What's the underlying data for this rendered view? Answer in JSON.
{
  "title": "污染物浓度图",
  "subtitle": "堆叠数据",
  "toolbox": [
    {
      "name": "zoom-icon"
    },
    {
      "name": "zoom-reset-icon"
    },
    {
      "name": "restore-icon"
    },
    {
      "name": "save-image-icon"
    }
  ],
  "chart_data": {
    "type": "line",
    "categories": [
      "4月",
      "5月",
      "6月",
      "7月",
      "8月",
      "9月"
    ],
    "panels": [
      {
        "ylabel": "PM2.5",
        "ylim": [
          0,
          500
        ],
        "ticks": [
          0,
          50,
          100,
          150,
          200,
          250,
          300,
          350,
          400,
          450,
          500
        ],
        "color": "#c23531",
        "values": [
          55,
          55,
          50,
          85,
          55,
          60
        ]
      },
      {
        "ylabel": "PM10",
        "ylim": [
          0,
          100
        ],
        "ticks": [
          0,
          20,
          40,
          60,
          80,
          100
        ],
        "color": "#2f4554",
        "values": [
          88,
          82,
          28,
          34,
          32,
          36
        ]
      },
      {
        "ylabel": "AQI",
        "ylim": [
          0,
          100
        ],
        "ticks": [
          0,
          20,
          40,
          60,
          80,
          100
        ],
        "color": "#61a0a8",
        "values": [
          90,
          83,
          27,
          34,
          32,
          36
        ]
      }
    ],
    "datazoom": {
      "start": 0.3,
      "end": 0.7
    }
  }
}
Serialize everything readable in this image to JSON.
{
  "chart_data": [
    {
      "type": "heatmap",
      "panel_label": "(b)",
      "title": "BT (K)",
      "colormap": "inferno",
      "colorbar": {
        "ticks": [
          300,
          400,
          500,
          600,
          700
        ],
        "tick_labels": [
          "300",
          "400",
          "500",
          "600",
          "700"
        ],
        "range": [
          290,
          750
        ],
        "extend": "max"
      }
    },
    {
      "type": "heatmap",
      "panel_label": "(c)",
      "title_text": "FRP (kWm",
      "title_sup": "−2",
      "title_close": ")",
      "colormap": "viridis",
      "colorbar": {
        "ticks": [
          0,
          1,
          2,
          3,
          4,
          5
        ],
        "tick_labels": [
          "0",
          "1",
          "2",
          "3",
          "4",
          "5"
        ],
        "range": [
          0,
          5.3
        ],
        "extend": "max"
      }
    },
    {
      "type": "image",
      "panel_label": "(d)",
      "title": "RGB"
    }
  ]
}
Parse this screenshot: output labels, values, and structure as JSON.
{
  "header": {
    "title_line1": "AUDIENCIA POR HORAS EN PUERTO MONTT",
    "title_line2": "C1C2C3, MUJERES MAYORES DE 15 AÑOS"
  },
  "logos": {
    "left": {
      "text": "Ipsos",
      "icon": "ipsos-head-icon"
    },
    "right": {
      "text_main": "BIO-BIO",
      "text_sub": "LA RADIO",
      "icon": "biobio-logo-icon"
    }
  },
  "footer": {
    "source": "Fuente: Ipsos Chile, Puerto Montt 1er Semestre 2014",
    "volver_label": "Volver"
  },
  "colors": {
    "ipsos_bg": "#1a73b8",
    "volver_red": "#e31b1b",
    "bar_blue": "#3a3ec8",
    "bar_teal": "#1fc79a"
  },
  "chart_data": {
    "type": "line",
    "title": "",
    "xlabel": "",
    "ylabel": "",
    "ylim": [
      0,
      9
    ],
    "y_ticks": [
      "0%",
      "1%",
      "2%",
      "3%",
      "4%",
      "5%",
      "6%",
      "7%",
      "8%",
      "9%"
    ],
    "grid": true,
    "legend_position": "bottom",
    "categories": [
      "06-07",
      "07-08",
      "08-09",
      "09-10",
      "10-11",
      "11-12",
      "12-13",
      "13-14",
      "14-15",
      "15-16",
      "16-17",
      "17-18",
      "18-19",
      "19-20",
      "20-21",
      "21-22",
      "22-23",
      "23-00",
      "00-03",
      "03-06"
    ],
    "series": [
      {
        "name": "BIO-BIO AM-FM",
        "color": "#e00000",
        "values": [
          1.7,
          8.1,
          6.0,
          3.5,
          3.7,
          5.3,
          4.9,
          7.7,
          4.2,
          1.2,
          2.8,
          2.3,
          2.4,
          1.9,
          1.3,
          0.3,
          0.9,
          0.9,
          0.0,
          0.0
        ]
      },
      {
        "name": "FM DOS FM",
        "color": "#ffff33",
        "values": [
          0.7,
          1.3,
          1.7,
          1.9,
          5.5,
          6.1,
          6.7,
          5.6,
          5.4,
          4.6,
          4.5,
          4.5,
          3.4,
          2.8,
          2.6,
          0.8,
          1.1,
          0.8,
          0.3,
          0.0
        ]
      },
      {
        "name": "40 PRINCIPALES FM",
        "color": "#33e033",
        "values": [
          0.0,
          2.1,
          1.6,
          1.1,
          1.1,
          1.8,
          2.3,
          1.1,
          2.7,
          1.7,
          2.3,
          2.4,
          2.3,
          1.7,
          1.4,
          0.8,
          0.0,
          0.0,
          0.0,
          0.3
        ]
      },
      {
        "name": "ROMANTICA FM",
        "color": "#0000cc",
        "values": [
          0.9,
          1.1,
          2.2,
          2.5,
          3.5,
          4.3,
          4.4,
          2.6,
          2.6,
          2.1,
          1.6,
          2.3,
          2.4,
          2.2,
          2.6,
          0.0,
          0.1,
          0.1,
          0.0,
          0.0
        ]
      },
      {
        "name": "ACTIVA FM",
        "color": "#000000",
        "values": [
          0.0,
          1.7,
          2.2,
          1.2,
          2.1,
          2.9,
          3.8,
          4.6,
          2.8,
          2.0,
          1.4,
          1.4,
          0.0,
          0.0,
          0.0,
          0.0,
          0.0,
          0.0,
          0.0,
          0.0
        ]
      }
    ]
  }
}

============================================================

Your task is to retype all of the records exactly.

What's the underlying data for this rendered view? Answer in JSON.
{
  "title": "污染物浓度图",
  "subtitle": "堆叠数据",
  "toolbox": [
    {
      "name": "zoom-icon"
    },
    {
      "name": "zoom-reset-icon"
    },
    {
      "name": "restore-icon"
    },
    {
      "name": "save-image-icon"
    }
  ],
  "chart_data": {
    "type": "line",
    "categories": [
      "4月",
      "5月",
      "6月",
      "7月",
      "8月",
      "9月"
    ],
    "panels": [
      {
        "ylabel": "PM2.5",
        "ylim": [
          0,
          500
        ],
        "ticks": [
          0,
          50,
          100,
          150,
          200,
          250,
          300,
          350,
          400,
          450,
          500
        ],
        "color": "#c23531",
        "values": [
          55,
          55,
          50,
          85,
          55,
          60
        ]
      },
      {
        "ylabel": "PM10",
        "ylim": [
          0,
          100
        ],
        "ticks": [
          0,
          20,
          40,
          60,
          80,
          100
        ],
        "color": "#2f4554",
        "values": [
          88,
          82,
          28,
          34,
          32,
          36
        ]
      },
      {
        "ylabel": "AQI",
        "ylim": [
          0,
          100
        ],
        "ticks": [
          0,
          20,
          40,
          60,
          80,
          100
        ],
        "color": "#61a0a8",
        "values": [
          90,
          83,
          27,
          34,
          32,
          36
        ]
      }
    ],
    "datazoom": {
      "start": 0.3,
      "end": 0.7
    }
  }
}
Serialize everything readable in this image to JSON.
{
  "chart_data": [
    {
      "type": "heatmap",
      "panel_label": "(b)",
      "title": "BT (K)",
      "colormap": "inferno",
      "colorbar": {
        "ticks": [
          300,
          400,
          500,
          600,
          700
        ],
        "tick_labels": [
          "300",
          "400",
          "500",
          "600",
          "700"
        ],
        "range": [
          290,
          750
        ],
        "extend": "max"
      }
    },
    {
      "type": "heatmap",
      "panel_label": "(c)",
      "title_text": "FRP (kWm",
      "title_sup": "−2",
      "title_close": ")",
      "colormap": "viridis",
      "colorbar": {
        "ticks": [
          0,
          1,
          2,
          3,
          4,
          5
        ],
        "tick_labels": [
          "0",
          "1",
          "2",
          "3",
          "4",
          "5"
        ],
        "range": [
          0,
          5.3
        ],
        "extend": "max"
      }
    },
    {
      "type": "image",
      "panel_label": "(d)",
      "title": "RGB"
    }
  ]
}
Parse this screenshot: output labels, values, and structure as JSON.
{
  "header": {
    "title_line1": "AUDIENCIA POR HORAS EN PUERTO MONTT",
    "title_line2": "C1C2C3, MUJERES MAYORES DE 15 AÑOS"
  },
  "logos": {
    "left": {
      "text": "Ipsos",
      "icon": "ipsos-head-icon"
    },
    "right": {
      "text_main": "BIO-BIO",
      "text_sub": "LA RADIO",
      "icon": "biobio-logo-icon"
    }
  },
  "footer": {
    "source": "Fuente: Ipsos Chile, Puerto Montt 1er Semestre 2014",
    "volver_label": "Volver"
  },
  "colors": {
    "ipsos_bg": "#1a73b8",
    "volver_red": "#e31b1b",
    "bar_blue": "#3a3ec8",
    "bar_teal": "#1fc79a"
  },
  "chart_data": {
    "type": "line",
    "title": "",
    "xlabel": "",
    "ylabel": "",
    "ylim": [
      0,
      9
    ],
    "y_ticks": [
      "0%",
      "1%",
      "2%",
      "3%",
      "4%",
      "5%",
      "6%",
      "7%",
      "8%",
      "9%"
    ],
    "grid": true,
    "legend_position": "bottom",
    "categories": [
      "06-07",
      "07-08",
      "08-09",
      "09-10",
      "10-11",
      "11-12",
      "12-13",
      "13-14",
      "14-15",
      "15-16",
      "16-17",
      "17-18",
      "18-19",
      "19-20",
      "20-21",
      "21-22",
      "22-23",
      "23-00",
      "00-03",
      "03-06"
    ],
    "series": [
      {
        "name": "BIO-BIO AM-FM",
        "color": "#e00000",
        "values": [
          1.7,
          8.1,
          6.0,
          3.5,
          3.7,
          5.3,
          4.9,
          7.7,
          4.2,
          1.2,
          2.8,
          2.3,
          2.4,
          1.9,
          1.3,
          0.3,
          0.9,
          0.9,
          0.0,
          0.0
        ]
      },
      {
        "name": "FM DOS FM",
        "color": "#ffff33",
        "values": [
          0.7,
          1.3,
          1.7,
          1.9,
          5.5,
          6.1,
          6.7,
          5.6,
          5.4,
          4.6,
          4.5,
          4.5,
          3.4,
          2.8,
          2.6,
          0.8,
          1.1,
          0.8,
          0.3,
          0.0
        ]
      },
      {
        "name": "40 PRINCIPALES FM",
        "color": "#33e033",
        "values": [
          0.0,
          2.1,
          1.6,
          1.1,
          1.1,
          1.8,
          2.3,
          1.1,
          2.7,
          1.7,
          2.3,
          2.4,
          2.3,
          1.7,
          1.4,
          0.8,
          0.0,
          0.0,
          0.0,
          0.3
        ]
      },
      {
        "name": "ROMANTICA FM",
        "color": "#0000cc",
        "values": [
          0.9,
          1.1,
          2.2,
          2.5,
          3.5,
          4.3,
          4.4,
          2.6,
          2.6,
          2.1,
          1.6,
          2.3,
          2.4,
          2.2,
          2.6,
          0.0,
          0.1,
          0.1,
          0.0,
          0.0
        ]
      },
      {
        "name": "ACTIVA FM",
        "color": "#000000",
        "values": [
          0.0,
          1.7,
          2.2,
          1.2,
          2.1,
          2.9,
          3.8,
          4.6,
          2.8,
          2.0,
          1.4,
          1.4,
          0.0,
          0.0,
          0.0,
          0.0,
          0.0,
          0.0,
          0.0,
          0.0
        ]
      }
    ]
  }
}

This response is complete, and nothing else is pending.